Do this: Report how many lines contain the word "Kindersegnung"; answer with the number only.

Input rows:
====

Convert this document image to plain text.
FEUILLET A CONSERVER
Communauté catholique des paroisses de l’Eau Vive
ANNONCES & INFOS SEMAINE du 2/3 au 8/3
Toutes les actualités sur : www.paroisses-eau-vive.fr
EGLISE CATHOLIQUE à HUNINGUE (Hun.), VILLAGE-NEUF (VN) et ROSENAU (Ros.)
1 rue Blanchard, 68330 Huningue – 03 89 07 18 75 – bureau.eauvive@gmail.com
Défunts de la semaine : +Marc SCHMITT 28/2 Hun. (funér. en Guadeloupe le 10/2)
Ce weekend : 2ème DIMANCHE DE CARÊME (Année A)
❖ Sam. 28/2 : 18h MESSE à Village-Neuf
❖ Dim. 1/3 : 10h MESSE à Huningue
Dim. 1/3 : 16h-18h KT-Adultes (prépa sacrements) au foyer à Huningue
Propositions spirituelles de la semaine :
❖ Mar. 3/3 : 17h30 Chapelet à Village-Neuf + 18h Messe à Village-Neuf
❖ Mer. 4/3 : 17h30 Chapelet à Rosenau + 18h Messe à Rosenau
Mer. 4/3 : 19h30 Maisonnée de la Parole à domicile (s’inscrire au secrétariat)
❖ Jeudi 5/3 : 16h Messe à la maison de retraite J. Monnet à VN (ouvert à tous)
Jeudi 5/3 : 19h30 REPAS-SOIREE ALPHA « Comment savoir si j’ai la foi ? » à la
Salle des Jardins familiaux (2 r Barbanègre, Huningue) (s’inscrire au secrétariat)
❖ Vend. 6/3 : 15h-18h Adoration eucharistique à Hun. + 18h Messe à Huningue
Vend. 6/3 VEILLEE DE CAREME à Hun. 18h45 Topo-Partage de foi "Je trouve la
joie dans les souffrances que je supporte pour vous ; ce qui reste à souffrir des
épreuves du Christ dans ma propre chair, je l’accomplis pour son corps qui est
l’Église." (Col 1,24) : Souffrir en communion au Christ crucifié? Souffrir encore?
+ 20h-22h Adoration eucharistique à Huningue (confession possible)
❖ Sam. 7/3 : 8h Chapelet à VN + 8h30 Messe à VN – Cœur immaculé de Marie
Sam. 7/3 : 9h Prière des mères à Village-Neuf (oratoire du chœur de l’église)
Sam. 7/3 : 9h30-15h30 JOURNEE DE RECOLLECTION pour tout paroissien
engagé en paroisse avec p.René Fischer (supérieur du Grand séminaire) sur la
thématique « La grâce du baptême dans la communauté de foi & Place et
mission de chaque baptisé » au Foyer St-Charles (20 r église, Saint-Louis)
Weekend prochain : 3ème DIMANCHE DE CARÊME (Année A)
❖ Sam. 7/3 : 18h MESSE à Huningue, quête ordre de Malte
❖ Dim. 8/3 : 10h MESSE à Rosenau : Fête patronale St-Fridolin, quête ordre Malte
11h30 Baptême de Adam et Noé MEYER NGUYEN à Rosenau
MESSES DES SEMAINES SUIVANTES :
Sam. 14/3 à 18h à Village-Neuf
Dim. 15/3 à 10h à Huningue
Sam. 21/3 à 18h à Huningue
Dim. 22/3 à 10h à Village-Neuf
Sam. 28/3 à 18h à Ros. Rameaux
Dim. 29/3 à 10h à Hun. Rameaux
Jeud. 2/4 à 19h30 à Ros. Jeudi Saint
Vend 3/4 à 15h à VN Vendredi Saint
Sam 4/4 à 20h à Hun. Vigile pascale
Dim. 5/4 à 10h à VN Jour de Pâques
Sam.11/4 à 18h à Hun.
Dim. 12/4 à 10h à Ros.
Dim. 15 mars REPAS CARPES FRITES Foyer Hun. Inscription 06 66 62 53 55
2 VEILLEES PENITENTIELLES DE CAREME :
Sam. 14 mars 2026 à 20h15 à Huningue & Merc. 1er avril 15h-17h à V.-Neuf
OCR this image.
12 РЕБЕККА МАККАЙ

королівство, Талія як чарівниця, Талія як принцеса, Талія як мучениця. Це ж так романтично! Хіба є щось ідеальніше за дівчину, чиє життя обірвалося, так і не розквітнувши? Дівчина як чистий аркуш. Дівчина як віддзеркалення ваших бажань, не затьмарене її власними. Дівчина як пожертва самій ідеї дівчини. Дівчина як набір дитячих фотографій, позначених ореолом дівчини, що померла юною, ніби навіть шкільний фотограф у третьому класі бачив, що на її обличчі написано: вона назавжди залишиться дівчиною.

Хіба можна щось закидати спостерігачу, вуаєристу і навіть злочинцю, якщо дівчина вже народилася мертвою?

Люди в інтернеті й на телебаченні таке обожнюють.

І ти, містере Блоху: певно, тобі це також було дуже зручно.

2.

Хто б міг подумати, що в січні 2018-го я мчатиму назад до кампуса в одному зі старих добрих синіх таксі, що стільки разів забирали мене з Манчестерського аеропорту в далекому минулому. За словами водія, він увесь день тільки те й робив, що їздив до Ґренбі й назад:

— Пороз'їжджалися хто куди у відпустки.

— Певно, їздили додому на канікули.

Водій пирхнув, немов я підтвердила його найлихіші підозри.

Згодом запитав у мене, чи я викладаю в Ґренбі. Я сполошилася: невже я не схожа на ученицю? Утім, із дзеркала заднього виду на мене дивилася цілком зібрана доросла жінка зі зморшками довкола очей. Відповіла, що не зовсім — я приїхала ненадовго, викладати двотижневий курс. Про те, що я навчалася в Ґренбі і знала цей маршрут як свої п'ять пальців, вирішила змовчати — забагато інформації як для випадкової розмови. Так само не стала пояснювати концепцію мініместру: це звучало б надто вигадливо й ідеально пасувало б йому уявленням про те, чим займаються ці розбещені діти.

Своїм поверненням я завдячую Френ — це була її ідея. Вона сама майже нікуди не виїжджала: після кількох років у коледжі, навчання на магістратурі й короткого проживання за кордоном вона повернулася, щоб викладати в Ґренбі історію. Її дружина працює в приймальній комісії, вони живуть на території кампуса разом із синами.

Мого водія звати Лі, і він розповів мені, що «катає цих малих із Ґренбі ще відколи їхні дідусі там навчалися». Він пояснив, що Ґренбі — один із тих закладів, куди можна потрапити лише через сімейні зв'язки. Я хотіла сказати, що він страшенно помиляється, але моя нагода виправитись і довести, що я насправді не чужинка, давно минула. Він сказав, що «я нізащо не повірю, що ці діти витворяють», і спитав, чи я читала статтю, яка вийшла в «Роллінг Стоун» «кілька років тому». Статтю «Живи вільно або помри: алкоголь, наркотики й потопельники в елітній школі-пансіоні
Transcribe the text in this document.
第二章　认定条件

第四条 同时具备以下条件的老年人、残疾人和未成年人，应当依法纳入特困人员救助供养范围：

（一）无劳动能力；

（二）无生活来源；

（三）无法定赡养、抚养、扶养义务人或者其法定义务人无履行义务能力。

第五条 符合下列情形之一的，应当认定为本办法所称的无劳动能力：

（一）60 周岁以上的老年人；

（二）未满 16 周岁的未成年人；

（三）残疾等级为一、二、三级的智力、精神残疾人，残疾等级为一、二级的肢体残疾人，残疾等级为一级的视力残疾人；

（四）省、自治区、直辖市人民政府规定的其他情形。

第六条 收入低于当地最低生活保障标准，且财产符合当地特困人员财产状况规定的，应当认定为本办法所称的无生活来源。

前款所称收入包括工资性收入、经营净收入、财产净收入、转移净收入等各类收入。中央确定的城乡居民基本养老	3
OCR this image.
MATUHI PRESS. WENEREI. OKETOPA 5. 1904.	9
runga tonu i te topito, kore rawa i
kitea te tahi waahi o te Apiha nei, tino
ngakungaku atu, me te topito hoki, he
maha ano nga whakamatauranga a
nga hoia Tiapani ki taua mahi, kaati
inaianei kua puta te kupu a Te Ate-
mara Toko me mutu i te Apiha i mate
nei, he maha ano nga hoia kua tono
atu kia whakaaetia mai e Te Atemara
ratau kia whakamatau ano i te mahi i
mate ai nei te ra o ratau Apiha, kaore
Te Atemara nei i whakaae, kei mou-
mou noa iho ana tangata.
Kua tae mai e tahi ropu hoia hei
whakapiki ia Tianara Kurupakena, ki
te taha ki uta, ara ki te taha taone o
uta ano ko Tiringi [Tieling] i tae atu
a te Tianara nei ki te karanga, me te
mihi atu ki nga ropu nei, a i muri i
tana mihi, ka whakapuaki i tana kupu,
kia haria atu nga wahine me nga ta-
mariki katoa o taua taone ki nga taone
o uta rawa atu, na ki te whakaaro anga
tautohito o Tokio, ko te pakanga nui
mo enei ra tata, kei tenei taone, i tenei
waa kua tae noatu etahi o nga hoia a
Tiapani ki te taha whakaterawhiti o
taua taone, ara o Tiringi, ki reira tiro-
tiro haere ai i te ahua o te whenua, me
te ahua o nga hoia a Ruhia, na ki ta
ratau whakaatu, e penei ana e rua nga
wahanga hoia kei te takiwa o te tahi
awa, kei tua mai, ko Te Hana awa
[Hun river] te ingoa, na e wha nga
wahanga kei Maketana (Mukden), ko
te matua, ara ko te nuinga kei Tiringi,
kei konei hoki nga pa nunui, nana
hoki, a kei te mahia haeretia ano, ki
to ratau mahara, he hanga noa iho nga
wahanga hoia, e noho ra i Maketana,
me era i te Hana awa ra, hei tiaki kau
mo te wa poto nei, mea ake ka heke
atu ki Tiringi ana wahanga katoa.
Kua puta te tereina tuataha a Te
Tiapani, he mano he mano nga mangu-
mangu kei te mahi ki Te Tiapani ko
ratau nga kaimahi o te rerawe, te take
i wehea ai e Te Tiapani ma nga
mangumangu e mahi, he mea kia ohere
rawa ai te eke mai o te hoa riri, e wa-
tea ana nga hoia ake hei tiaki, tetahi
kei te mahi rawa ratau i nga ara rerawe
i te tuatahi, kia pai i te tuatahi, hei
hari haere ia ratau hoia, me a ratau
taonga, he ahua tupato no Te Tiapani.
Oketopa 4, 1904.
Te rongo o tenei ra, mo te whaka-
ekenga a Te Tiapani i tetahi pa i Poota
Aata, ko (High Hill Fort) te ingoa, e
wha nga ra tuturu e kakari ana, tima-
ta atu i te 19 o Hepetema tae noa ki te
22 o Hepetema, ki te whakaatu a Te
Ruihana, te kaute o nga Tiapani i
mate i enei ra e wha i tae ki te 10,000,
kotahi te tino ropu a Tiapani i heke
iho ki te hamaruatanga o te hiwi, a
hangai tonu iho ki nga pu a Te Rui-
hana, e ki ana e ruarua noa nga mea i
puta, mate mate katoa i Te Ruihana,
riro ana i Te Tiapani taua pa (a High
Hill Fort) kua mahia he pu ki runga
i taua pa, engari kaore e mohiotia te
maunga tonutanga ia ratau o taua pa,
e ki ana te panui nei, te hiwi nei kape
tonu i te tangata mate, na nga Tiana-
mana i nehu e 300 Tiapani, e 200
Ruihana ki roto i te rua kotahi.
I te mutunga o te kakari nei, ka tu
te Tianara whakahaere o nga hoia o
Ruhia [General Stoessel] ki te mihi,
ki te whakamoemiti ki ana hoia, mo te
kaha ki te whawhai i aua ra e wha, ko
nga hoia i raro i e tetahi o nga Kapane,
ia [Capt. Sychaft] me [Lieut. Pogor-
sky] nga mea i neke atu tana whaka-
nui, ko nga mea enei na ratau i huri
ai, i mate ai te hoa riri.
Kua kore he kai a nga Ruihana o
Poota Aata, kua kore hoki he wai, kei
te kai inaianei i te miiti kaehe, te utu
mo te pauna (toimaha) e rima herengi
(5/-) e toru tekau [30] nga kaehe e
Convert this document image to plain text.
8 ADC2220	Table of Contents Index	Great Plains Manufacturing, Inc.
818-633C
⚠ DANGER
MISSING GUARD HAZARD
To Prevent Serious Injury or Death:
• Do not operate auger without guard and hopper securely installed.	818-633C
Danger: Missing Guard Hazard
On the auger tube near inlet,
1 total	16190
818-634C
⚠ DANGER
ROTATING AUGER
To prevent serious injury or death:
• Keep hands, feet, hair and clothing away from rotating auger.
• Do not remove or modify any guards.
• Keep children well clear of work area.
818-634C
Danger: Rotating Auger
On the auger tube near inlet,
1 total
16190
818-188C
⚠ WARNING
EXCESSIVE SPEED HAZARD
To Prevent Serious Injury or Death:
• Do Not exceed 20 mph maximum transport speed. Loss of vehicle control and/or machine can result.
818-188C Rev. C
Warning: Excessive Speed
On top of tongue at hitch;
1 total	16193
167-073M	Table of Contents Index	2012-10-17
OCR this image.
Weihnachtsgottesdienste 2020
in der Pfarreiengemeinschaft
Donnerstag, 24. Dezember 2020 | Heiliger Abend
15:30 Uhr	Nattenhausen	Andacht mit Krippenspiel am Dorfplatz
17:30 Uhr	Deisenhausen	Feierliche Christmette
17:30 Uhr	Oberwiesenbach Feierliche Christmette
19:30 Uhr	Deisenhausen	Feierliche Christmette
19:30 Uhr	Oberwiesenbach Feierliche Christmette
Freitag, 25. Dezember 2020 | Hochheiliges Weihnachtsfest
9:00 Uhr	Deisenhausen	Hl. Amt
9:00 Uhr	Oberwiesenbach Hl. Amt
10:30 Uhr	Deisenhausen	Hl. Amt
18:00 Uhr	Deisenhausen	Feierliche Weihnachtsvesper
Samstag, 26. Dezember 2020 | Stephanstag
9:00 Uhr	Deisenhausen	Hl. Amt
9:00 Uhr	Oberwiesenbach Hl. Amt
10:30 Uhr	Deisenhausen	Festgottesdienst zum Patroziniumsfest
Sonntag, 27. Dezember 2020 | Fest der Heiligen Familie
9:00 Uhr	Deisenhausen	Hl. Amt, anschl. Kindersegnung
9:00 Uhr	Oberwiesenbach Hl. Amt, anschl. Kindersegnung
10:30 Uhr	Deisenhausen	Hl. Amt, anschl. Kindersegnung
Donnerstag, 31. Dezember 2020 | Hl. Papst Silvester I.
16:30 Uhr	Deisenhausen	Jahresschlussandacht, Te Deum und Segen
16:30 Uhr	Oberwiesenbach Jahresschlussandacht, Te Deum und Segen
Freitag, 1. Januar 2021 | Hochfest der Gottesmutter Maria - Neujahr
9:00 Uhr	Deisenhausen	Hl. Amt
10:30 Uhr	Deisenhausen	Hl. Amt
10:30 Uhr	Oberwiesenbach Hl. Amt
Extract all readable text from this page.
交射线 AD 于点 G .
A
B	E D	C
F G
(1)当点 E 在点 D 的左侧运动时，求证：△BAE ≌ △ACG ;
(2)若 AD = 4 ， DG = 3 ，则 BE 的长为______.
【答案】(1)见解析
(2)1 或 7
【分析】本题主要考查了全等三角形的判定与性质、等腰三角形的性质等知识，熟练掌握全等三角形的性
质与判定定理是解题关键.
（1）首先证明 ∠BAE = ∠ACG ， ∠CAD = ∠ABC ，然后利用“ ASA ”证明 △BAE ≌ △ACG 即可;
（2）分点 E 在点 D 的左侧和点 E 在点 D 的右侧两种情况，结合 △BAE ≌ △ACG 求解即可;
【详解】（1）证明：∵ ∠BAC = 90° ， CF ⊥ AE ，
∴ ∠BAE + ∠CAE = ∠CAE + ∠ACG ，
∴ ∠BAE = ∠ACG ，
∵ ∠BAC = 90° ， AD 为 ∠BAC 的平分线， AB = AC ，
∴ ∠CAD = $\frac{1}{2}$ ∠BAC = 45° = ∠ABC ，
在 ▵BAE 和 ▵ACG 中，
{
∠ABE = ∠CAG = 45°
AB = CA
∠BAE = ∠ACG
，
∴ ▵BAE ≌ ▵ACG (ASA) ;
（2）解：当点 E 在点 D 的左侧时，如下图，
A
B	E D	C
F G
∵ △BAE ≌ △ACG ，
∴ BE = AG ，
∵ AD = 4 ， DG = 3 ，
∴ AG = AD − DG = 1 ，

====

Finished exercise: 3